→ **REQUIRED WORK**
Each record must be reproduced exactly as it is shown.

A run of records:
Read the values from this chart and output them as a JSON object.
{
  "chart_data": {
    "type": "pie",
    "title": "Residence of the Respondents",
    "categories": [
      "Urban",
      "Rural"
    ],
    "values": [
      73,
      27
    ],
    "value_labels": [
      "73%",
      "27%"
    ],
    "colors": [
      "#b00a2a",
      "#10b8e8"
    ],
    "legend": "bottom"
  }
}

→ **COMPLETE ANSWER**
Read the values from this chart and output them as a JSON object.
{
  "chart_data": {
    "type": "pie",
    "title": "Residence of the Respondents",
    "categories": [
      "Urban",
      "Rural"
    ],
    "values": [
      73,
      27
    ],
    "value_labels": [
      "73%",
      "27%"
    ],
    "colors": [
      "#b00a2a",
      "#10b8e8"
    ],
    "legend": "bottom"
  }
}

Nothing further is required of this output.